Return all entries word for word, but drop any images.

=-=-=-=-=

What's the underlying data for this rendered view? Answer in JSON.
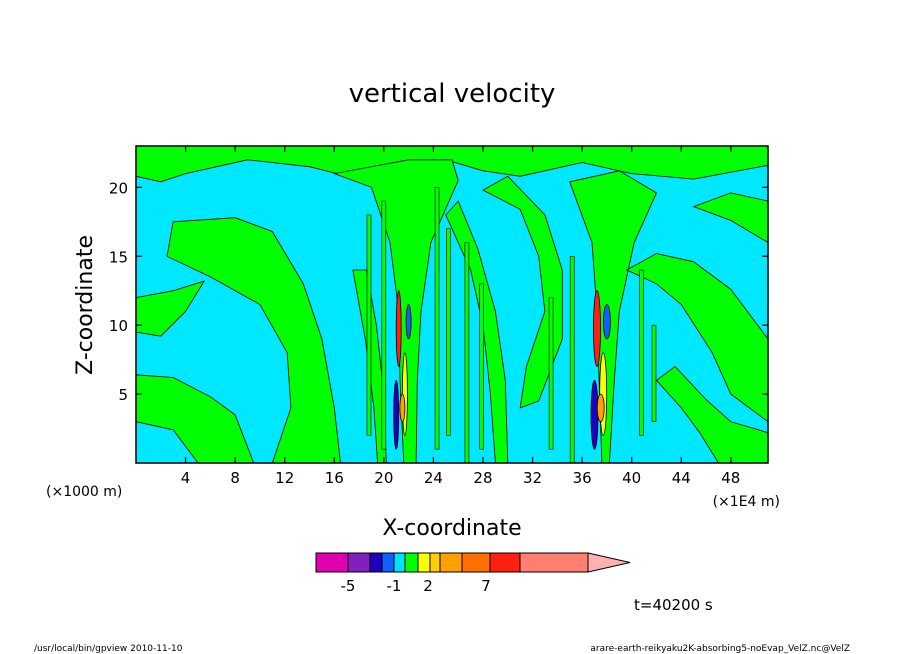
{
  "chart_data": {
    "type": "heatmap",
    "title": "vertical velocity",
    "xlabel": "X-coordinate",
    "ylabel": "Z-coordinate",
    "x_unit_label": "(×1E4 m)",
    "y_unit_label": "(×1000 m)",
    "xlim": [
      0,
      51
    ],
    "ylim": [
      0,
      23
    ],
    "x_ticks": [
      4,
      8,
      12,
      16,
      20,
      24,
      28,
      32,
      36,
      40,
      44,
      48
    ],
    "y_ticks": [
      5,
      10,
      15,
      20
    ],
    "colorbar": {
      "tick_labels": [
        "-5",
        "-1",
        "2",
        "7"
      ],
      "tick_values": [
        -5,
        -1,
        2,
        7
      ],
      "colors": [
        "#e000b0",
        "#8020c0",
        "#2000c0",
        "#1060ff",
        "#00e0ff",
        "#00ff00",
        "#ffff00",
        "#ffd000",
        "#ffa000",
        "#ff7000",
        "#ff2010",
        "#ff8070",
        "#ffb0b0"
      ]
    },
    "background_color": "#00e8ff",
    "positive_color": "#00ff00",
    "strong_updraft_columns_x": [
      21.5,
      37.5
    ],
    "time_label": "t=40200 s"
  },
  "footer": {
    "left": "/usr/local/bin/gpview  2010-11-10",
    "right": "arare-earth-reikyaku2K-absorbing5-noEvap_VelZ.nc@VelZ"
  }
}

=-=-=-=-=

Problem solution
What's the underlying data for this rendered view? Answer in JSON.
{
  "chart_data": {
    "type": "heatmap",
    "title": "vertical velocity",
    "xlabel": "X-coordinate",
    "ylabel": "Z-coordinate",
    "x_unit_label": "(×1E4 m)",
    "y_unit_label": "(×1000 m)",
    "xlim": [
      0,
      51
    ],
    "ylim": [
      0,
      23
    ],
    "x_ticks": [
      4,
      8,
      12,
      16,
      20,
      24,
      28,
      32,
      36,
      40,
      44,
      48
    ],
    "y_ticks": [
      5,
      10,
      15,
      20
    ],
    "colorbar": {
      "tick_labels": [
        "-5",
        "-1",
        "2",
        "7"
      ],
      "tick_values": [
        -5,
        -1,
        2,
        7
      ],
      "colors": [
        "#e000b0",
        "#8020c0",
        "#2000c0",
        "#1060ff",
        "#00e0ff",
        "#00ff00",
        "#ffff00",
        "#ffd000",
        "#ffa000",
        "#ff7000",
        "#ff2010",
        "#ff8070",
        "#ffb0b0"
      ]
    },
    "background_color": "#00e8ff",
    "positive_color": "#00ff00",
    "strong_updraft_columns_x": [
      21.5,
      37.5
    ],
    "time_label": "t=40200 s"
  },
  "footer": {
    "left": "/usr/local/bin/gpview  2010-11-10",
    "right": "arare-earth-reikyaku2K-absorbing5-noEvap_VelZ.nc@VelZ"
  }
}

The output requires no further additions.